* What you need to do
Transcribe the data in full and exactly, omitting any pictures.

* Available data
____

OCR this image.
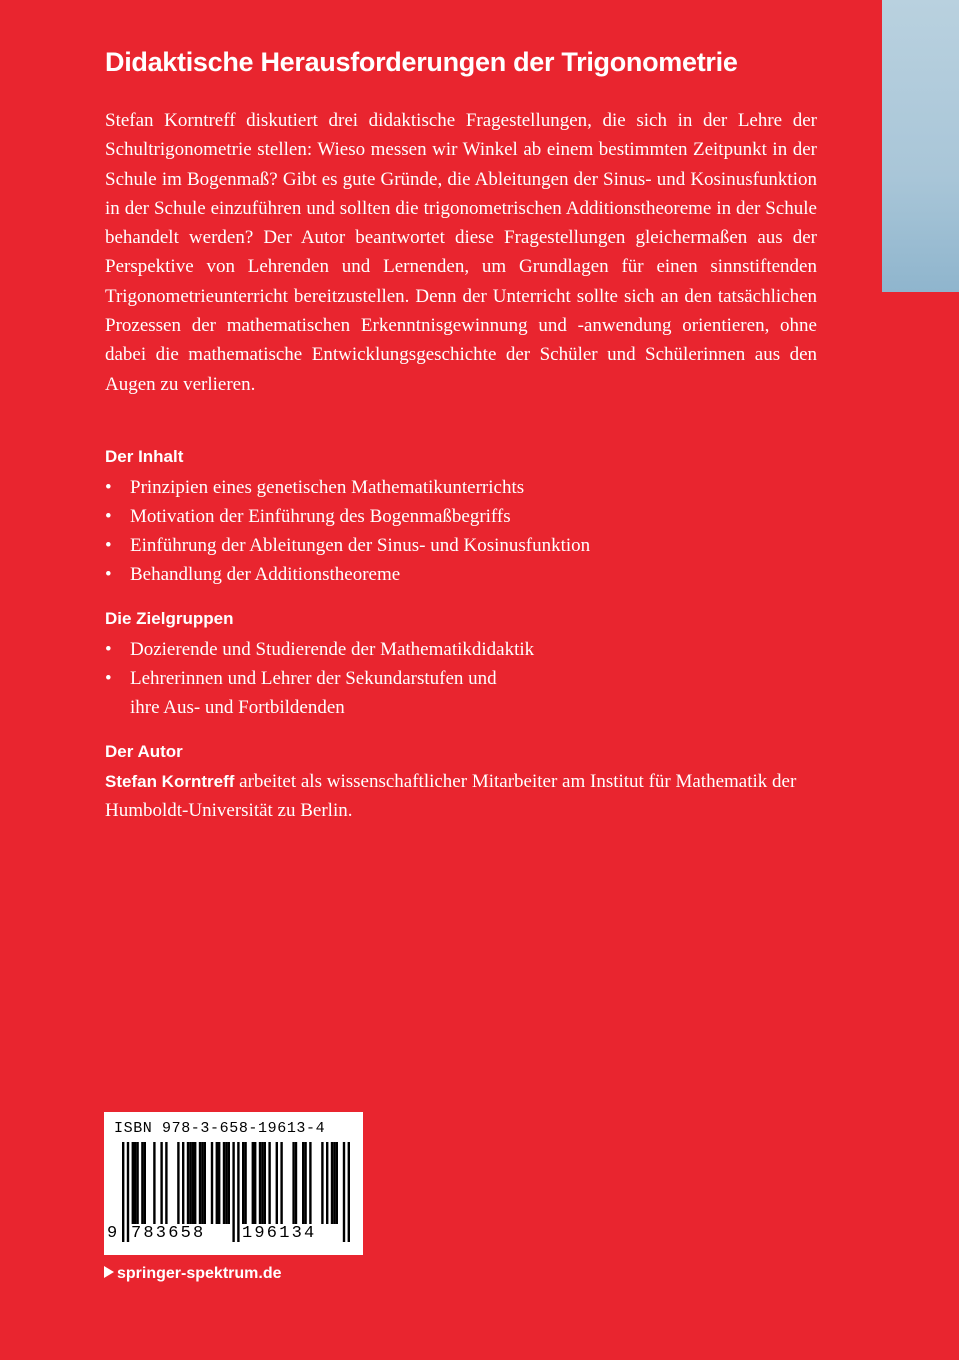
Didaktische Herausforderungen der Trigonometrie

Stefan Korntreff diskutiert drei didaktische Fragestellungen, die sich in der Lehre der Schultrigonometrie stellen: Wieso messen wir Winkel ab einem bestimmten Zeitpunkt in der Schule im Bogenmaß? Gibt es gute Gründe, die Ableitungen der Sinus- und Kosinusfunktion in der Schule einzuführen und sollten die trigonometrischen Additionstheoreme in der Schule behandelt werden? Der Autor beantwortet diese Fragestellungen gleichermaßen aus der Perspektive von Lehrenden und Lernenden, um Grundlagen für einen sinnstiftenden Trigonometrieunterricht bereitzustellen. Denn der Unterricht sollte sich an den tatsächlichen Prozessen der mathematischen Erkenntnisgewinnung und -anwendung orientieren, ohne dabei die mathematische Entwicklungsgeschichte der Schüler und Schülerinnen aus den Augen zu verlieren.

Der Inhalt
• Prinzipien eines genetischen Mathematikunterrichts
• Motivation der Einführung des Bogenmaßbegriffs
• Einführung der Ableitungen der Sinus- und Kosinusfunktion
• Behandlung der Additionstheoreme
Die Zielgruppen
• Dozierende und Studierende der Mathematikdidaktik
• Lehrerinnen und Lehrer der Sekundarstufen und ihre Aus- und Fortbildenden
Der Autor

Stefan Korntreff arbeitet als wissenschaftlicher Mitarbeiter am Institut für Mathematik der Humboldt-Universität zu Berlin.

ISBN 978-3-658-19613-4
9 783658 196134
springer-spektrum.de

____

* Solution to the problem
OCR this image.
Didaktische Herausforderungen der Trigonometrie

Stefan Korntreff diskutiert drei didaktische Fragestellungen, die sich in der Lehre der Schultrigonometrie stellen: Wieso messen wir Winkel ab einem bestimmten Zeitpunkt in der Schule im Bogenmaß? Gibt es gute Gründe, die Ableitungen der Sinus- und Kosinusfunktion in der Schule einzuführen und sollten die trigonometrischen Additionstheoreme in der Schule behandelt werden? Der Autor beantwortet diese Fragestellungen gleichermaßen aus der Perspektive von Lehrenden und Lernenden, um Grundlagen für einen sinnstiftenden Trigonometrieunterricht bereitzustellen. Denn der Unterricht sollte sich an den tatsächlichen Prozessen der mathematischen Erkenntnisgewinnung und -anwendung orientieren, ohne dabei die mathematische Entwicklungsgeschichte der Schüler und Schülerinnen aus den Augen zu verlieren.

Der Inhalt
• Prinzipien eines genetischen Mathematikunterrichts
• Motivation der Einführung des Bogenmaßbegriffs
• Einführung der Ableitungen der Sinus- und Kosinusfunktion
• Behandlung der Additionstheoreme
Die Zielgruppen
• Dozierende und Studierende der Mathematikdidaktik
• Lehrerinnen und Lehrer der Sekundarstufen und ihre Aus- und Fortbildenden
Der Autor

Stefan Korntreff arbeitet als wissenschaftlicher Mitarbeiter am Institut für Mathematik der Humboldt-Universität zu Berlin.

ISBN 978-3-658-19613-4
9 783658 196134
springer-spektrum.de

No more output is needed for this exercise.